What the exercise asks: Of the lines listed below, how many contain the string "преодолел"? Answer with the number alone.

### Records for the task ###

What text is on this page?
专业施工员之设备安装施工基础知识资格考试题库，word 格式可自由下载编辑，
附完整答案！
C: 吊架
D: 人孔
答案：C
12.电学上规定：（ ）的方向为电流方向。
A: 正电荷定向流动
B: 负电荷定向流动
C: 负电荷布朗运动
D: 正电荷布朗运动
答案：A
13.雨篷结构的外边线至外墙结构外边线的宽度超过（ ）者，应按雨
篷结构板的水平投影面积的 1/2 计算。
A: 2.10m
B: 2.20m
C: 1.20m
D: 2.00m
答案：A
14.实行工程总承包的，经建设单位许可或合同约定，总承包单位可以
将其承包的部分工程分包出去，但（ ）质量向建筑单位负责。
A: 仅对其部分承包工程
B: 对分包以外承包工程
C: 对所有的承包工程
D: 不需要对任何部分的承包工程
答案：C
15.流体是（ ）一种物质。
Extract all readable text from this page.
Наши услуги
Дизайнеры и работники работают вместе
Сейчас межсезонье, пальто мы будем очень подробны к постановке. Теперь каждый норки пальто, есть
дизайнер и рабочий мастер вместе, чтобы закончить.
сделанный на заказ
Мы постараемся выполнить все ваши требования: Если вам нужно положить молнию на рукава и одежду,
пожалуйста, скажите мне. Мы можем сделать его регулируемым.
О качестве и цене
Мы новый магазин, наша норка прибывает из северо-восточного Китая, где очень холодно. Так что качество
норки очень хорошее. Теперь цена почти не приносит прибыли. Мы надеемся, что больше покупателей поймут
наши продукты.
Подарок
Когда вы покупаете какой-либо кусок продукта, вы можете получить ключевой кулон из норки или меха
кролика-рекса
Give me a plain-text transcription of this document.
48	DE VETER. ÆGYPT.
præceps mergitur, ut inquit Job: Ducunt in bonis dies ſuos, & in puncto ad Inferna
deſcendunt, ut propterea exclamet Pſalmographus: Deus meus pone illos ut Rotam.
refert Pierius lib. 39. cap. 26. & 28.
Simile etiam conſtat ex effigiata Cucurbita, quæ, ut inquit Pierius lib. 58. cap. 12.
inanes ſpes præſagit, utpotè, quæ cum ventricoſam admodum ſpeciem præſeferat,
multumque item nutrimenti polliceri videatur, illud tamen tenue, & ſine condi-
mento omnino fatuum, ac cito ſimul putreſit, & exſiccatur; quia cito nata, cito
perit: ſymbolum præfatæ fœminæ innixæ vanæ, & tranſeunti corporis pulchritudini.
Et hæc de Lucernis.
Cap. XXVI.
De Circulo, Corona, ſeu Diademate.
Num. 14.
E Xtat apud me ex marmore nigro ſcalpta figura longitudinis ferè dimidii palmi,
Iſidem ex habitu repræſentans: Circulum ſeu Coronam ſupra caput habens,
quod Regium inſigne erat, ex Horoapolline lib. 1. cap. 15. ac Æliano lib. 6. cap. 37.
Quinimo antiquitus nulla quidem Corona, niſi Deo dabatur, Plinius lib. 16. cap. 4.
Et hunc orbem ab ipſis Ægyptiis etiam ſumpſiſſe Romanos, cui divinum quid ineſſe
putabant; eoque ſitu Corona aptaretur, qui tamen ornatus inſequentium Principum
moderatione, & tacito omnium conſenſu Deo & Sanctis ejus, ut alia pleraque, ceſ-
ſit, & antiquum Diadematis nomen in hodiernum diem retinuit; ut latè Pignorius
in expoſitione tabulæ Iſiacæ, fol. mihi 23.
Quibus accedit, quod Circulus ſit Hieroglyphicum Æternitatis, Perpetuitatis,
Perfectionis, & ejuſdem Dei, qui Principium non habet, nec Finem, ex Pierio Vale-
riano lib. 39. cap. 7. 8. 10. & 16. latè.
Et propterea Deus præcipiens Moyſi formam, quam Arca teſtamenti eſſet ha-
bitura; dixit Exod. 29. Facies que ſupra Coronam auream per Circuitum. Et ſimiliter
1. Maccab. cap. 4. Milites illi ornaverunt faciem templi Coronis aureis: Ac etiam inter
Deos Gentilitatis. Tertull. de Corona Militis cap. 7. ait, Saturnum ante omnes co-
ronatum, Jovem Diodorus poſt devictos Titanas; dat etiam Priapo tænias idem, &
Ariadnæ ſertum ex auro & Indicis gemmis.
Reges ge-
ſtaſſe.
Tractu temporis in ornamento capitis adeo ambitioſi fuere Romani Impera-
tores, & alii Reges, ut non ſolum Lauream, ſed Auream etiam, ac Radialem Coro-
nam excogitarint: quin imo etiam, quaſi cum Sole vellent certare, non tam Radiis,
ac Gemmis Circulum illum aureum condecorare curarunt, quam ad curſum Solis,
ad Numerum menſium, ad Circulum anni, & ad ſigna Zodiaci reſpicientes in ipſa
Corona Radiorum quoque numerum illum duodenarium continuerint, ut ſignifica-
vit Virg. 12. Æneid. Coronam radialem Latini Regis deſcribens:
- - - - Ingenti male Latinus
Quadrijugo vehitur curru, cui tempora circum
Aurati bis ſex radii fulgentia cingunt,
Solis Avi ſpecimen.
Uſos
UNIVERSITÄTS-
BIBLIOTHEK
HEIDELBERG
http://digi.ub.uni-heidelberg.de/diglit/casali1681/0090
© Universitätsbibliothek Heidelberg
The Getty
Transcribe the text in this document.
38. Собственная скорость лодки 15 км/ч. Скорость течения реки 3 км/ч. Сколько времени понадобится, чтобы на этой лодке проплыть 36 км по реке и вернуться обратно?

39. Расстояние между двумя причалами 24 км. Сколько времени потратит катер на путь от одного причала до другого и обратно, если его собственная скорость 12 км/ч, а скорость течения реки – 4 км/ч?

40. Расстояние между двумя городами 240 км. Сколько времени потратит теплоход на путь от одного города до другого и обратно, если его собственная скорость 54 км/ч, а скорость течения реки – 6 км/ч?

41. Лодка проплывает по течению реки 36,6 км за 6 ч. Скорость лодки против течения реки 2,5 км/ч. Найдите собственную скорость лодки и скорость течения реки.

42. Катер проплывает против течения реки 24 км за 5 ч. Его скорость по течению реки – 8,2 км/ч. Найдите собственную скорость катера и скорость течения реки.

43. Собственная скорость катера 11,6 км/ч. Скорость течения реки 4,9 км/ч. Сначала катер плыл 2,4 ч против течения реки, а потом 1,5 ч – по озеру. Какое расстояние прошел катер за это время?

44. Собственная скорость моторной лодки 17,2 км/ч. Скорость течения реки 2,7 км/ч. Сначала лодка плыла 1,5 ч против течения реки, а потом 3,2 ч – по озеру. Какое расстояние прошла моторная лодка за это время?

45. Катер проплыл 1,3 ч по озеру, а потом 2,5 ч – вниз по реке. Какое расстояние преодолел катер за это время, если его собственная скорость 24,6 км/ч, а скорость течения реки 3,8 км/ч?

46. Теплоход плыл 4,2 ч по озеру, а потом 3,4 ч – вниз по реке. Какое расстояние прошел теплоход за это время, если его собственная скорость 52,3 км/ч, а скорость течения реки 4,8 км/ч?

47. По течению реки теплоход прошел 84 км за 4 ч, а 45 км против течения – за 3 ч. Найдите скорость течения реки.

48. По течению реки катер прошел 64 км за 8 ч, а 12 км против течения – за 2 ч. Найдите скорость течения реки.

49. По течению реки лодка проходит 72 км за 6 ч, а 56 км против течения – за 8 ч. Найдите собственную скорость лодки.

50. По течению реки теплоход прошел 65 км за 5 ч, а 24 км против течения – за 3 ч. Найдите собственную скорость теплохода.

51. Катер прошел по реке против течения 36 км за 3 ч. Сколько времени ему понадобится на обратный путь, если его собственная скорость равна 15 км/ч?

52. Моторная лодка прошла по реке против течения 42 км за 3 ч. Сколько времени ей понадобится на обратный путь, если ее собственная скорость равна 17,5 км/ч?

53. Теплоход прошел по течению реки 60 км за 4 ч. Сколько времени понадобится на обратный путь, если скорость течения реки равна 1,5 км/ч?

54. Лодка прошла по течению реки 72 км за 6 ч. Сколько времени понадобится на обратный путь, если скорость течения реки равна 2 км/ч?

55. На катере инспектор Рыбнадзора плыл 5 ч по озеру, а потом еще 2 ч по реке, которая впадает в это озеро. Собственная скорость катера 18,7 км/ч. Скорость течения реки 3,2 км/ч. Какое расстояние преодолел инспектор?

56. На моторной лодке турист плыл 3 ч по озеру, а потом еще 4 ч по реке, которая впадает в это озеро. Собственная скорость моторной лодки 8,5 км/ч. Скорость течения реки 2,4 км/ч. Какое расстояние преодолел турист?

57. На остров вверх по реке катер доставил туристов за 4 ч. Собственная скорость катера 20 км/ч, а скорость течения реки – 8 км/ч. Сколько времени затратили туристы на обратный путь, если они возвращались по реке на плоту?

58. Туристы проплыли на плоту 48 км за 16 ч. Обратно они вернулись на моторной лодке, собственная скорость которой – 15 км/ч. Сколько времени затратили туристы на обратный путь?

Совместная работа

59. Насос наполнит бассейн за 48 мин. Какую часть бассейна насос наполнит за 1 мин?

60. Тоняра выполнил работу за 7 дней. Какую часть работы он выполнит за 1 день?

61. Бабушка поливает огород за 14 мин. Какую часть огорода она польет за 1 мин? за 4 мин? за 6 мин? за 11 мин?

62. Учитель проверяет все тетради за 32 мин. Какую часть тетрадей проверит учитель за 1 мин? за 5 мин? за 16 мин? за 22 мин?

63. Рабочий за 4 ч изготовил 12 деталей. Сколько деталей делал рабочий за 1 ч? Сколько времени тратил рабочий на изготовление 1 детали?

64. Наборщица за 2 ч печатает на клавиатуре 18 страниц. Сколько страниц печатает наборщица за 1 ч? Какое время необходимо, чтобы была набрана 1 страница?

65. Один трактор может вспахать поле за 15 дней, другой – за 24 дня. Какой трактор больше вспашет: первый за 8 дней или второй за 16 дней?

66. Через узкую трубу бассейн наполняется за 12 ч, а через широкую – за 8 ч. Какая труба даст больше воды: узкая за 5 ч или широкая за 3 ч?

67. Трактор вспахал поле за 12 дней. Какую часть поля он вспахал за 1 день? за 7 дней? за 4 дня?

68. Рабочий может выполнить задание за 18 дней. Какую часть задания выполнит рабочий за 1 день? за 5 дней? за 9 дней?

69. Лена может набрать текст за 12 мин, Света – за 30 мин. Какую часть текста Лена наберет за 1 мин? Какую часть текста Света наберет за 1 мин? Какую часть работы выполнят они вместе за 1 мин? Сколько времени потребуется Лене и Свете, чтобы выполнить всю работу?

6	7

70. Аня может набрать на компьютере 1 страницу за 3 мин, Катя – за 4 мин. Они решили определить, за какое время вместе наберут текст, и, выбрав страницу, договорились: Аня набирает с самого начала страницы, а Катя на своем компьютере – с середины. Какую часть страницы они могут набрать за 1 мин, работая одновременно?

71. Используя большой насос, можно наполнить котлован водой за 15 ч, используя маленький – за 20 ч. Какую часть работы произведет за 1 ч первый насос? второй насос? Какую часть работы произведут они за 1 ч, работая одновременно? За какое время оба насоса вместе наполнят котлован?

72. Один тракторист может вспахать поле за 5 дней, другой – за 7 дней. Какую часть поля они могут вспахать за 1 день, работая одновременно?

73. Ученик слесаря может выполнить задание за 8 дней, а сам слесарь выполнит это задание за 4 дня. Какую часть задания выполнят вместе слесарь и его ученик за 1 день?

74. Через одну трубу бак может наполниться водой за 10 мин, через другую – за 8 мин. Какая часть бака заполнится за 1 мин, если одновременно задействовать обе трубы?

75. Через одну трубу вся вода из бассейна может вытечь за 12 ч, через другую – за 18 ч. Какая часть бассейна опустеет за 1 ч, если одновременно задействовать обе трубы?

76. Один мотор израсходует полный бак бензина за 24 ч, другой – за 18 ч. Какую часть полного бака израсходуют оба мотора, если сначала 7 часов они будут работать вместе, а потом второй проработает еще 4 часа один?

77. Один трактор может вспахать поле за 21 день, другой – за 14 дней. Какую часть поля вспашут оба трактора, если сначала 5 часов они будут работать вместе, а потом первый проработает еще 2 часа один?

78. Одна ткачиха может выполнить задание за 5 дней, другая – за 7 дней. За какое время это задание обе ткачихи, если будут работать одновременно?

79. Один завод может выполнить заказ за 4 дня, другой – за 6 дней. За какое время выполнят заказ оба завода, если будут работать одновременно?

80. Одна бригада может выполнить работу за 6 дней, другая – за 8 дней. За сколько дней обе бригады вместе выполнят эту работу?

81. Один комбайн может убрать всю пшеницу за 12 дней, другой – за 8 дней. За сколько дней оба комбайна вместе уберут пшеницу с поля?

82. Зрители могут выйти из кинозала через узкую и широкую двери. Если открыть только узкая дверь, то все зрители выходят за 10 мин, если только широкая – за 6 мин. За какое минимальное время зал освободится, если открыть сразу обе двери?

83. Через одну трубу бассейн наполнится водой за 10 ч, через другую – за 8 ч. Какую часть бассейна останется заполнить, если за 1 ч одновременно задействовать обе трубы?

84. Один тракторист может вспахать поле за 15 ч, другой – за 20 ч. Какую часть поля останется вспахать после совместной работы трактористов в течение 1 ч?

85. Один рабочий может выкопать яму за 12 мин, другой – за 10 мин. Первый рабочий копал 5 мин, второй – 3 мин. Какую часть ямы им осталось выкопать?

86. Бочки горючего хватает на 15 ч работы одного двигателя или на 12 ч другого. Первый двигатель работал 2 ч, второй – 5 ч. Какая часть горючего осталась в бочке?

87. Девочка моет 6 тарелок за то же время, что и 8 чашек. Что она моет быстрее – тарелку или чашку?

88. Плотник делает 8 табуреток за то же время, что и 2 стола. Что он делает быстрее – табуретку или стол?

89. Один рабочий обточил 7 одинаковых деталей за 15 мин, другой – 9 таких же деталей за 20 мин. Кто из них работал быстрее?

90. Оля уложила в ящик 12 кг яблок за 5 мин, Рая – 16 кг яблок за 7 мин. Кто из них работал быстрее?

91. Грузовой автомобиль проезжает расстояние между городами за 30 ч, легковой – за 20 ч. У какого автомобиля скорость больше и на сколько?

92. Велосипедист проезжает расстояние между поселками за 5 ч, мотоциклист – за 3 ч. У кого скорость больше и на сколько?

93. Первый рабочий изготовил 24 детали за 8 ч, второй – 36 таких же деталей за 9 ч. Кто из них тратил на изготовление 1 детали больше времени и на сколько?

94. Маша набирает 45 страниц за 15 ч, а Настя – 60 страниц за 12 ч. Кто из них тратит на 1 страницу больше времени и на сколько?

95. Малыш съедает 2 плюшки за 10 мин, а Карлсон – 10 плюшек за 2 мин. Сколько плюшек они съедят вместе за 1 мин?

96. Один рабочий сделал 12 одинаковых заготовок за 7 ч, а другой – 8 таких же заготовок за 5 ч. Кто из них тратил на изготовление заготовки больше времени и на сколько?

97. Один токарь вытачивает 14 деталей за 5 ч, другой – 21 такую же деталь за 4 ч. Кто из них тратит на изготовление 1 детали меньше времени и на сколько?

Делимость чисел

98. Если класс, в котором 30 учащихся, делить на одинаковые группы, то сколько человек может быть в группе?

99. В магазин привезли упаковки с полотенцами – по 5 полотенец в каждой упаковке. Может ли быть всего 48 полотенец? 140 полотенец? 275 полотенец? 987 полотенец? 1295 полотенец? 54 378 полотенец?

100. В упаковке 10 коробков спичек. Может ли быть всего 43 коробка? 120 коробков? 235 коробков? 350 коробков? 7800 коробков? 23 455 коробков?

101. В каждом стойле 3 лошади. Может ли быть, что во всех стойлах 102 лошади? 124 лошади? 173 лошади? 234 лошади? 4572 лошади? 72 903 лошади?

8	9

###

Finished task: 3